__CHALLENGE__. Below are the records; reproduce all of them exactly but without any images.
── DATASET EXTRACT
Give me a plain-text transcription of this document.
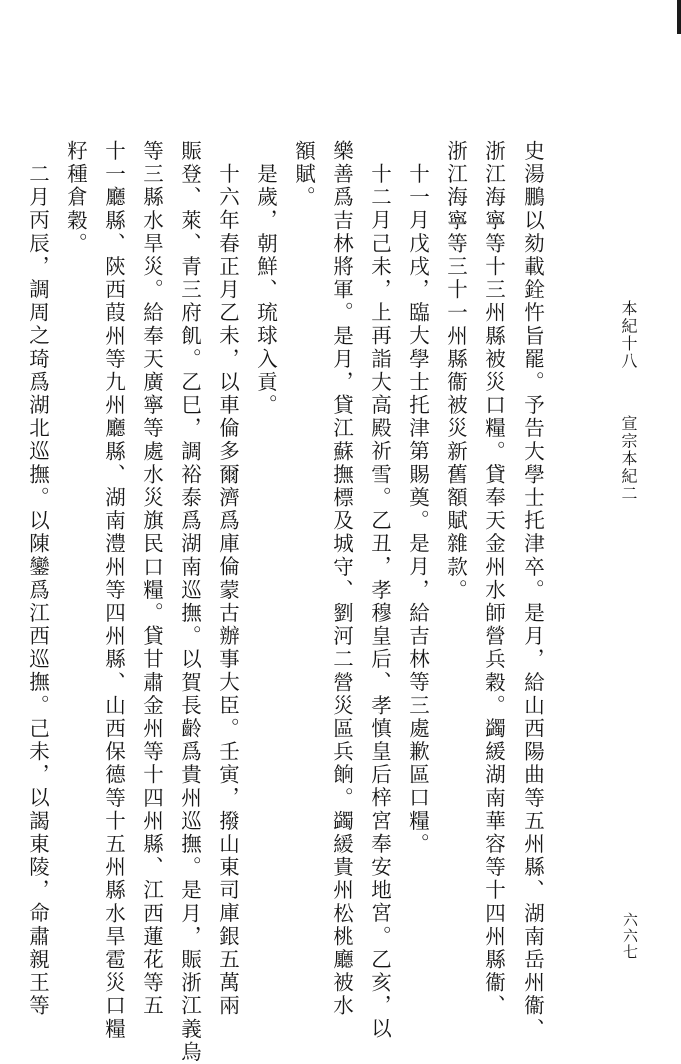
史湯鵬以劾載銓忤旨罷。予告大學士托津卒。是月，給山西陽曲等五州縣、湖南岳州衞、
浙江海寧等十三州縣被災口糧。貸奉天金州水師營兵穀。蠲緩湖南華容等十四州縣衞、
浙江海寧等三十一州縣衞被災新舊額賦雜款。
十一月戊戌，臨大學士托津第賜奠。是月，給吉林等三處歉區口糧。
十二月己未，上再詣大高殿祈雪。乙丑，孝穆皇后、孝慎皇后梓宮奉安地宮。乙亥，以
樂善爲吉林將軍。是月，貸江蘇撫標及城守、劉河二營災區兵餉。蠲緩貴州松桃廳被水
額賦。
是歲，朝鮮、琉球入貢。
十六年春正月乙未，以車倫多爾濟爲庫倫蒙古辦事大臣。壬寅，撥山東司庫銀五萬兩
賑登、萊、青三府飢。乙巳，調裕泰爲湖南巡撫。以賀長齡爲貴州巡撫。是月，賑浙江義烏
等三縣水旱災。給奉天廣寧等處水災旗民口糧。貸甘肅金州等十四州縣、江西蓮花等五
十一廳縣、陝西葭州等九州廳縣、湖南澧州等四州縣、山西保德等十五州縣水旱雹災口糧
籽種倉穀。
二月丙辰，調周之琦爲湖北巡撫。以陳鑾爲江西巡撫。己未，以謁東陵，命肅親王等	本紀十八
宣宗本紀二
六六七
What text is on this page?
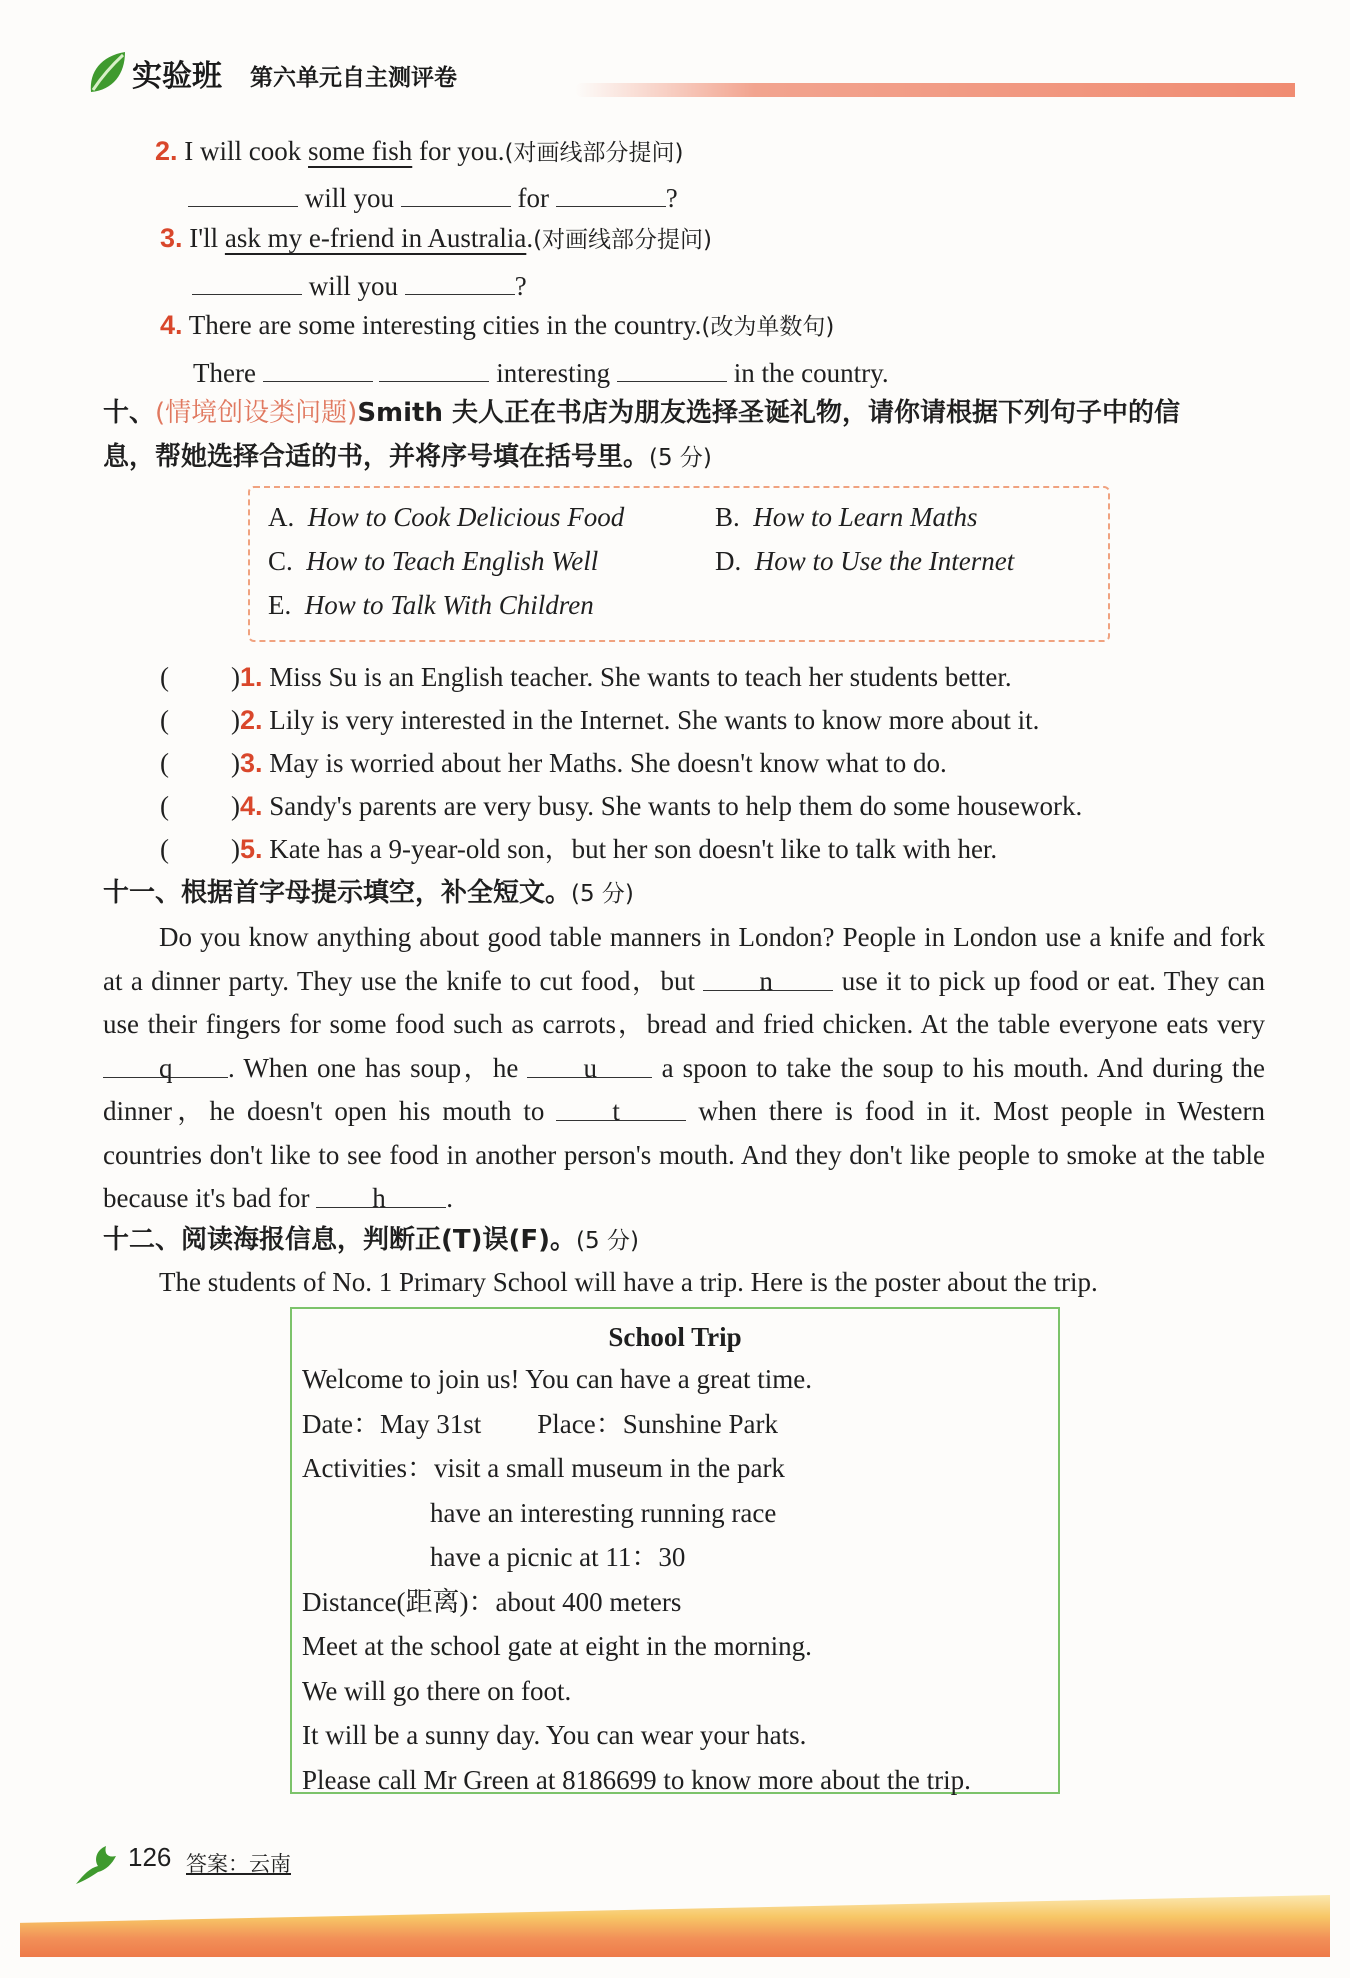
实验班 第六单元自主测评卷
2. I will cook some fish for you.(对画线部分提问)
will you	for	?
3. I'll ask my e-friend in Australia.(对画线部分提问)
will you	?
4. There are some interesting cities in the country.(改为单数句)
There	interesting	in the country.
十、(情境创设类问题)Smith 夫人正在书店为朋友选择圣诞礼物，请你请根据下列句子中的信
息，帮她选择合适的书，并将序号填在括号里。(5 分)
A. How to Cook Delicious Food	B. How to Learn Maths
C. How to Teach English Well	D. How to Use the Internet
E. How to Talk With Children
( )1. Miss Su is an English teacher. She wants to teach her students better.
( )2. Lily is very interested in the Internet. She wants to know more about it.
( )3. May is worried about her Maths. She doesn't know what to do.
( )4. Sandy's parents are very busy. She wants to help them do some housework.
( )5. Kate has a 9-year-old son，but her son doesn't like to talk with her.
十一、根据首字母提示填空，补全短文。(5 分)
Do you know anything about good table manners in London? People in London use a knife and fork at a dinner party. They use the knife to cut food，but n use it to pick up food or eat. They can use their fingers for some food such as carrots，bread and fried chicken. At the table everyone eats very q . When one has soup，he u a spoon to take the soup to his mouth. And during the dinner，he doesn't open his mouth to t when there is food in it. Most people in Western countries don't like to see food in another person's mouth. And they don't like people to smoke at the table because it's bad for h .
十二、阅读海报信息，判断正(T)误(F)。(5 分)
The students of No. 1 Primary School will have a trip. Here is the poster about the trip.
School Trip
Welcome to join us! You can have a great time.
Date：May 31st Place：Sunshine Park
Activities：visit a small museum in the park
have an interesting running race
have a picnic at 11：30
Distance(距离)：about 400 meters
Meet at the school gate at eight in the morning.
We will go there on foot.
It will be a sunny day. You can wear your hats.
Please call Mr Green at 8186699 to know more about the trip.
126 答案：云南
────
__RESULT OF THIS TASK__.
Give me a plain-text transcription of this document.
史湯鵬以劾載銓忤旨罷。予告大學士托津卒。是月，給山西陽曲等五州縣、湖南岳州衞、
浙江海寧等十三州縣被災口糧。貸奉天金州水師營兵穀。蠲緩湖南華容等十四州縣衞、
浙江海寧等三十一州縣衞被災新舊額賦雜款。
十一月戊戌，臨大學士托津第賜奠。是月，給吉林等三處歉區口糧。
十二月己未，上再詣大高殿祈雪。乙丑，孝穆皇后、孝慎皇后梓宮奉安地宮。乙亥，以
樂善爲吉林將軍。是月，貸江蘇撫標及城守、劉河二營災區兵餉。蠲緩貴州松桃廳被水
額賦。
是歲，朝鮮、琉球入貢。
十六年春正月乙未，以車倫多爾濟爲庫倫蒙古辦事大臣。壬寅，撥山東司庫銀五萬兩
賑登、萊、青三府飢。乙巳，調裕泰爲湖南巡撫。以賀長齡爲貴州巡撫。是月，賑浙江義烏
等三縣水旱災。給奉天廣寧等處水災旗民口糧。貸甘肅金州等十四州縣、江西蓮花等五
十一廳縣、陝西葭州等九州廳縣、湖南澧州等四州縣、山西保德等十五州縣水旱雹災口糧
籽種倉穀。
二月丙辰，調周之琦爲湖北巡撫。以陳鑾爲江西巡撫。己未，以謁東陵，命肅親王等	本紀十八
宣宗本紀二
六六七
What text is on this page?
实验班 第六单元自主测评卷
2. I will cook some fish for you.(对画线部分提问)
will you	for	?
3. I'll ask my e-friend in Australia.(对画线部分提问)
will you	?
4. There are some interesting cities in the country.(改为单数句)
There	interesting	in the country.
十、(情境创设类问题)Smith 夫人正在书店为朋友选择圣诞礼物，请你请根据下列句子中的信
息，帮她选择合适的书，并将序号填在括号里。(5 分)
A. How to Cook Delicious Food	B. How to Learn Maths
C. How to Teach English Well	D. How to Use the Internet
E. How to Talk With Children
( )1. Miss Su is an English teacher. She wants to teach her students better.
( )2. Lily is very interested in the Internet. She wants to know more about it.
( )3. May is worried about her Maths. She doesn't know what to do.
( )4. Sandy's parents are very busy. She wants to help them do some housework.
( )5. Kate has a 9-year-old son，but her son doesn't like to talk with her.
十一、根据首字母提示填空，补全短文。(5 分)
Do you know anything about good table manners in London? People in London use a knife and fork at a dinner party. They use the knife to cut food，but n use it to pick up food or eat. They can use their fingers for some food such as carrots，bread and fried chicken. At the table everyone eats very q . When one has soup，he u a spoon to take the soup to his mouth. And during the dinner，he doesn't open his mouth to t when there is food in it. Most people in Western countries don't like to see food in another person's mouth. And they don't like people to smoke at the table because it's bad for h .
十二、阅读海报信息，判断正(T)误(F)。(5 分)
The students of No. 1 Primary School will have a trip. Here is the poster about the trip.
School Trip
Welcome to join us! You can have a great time.
Date：May 31st Place：Sunshine Park
Activities：visit a small museum in the park
have an interesting running race
have a picnic at 11：30
Distance(距离)：about 400 meters
Meet at the school gate at eight in the morning.
We will go there on foot.
It will be a sunny day. You can wear your hats.
Please call Mr Green at 8186699 to know more about the trip.
126 答案：云南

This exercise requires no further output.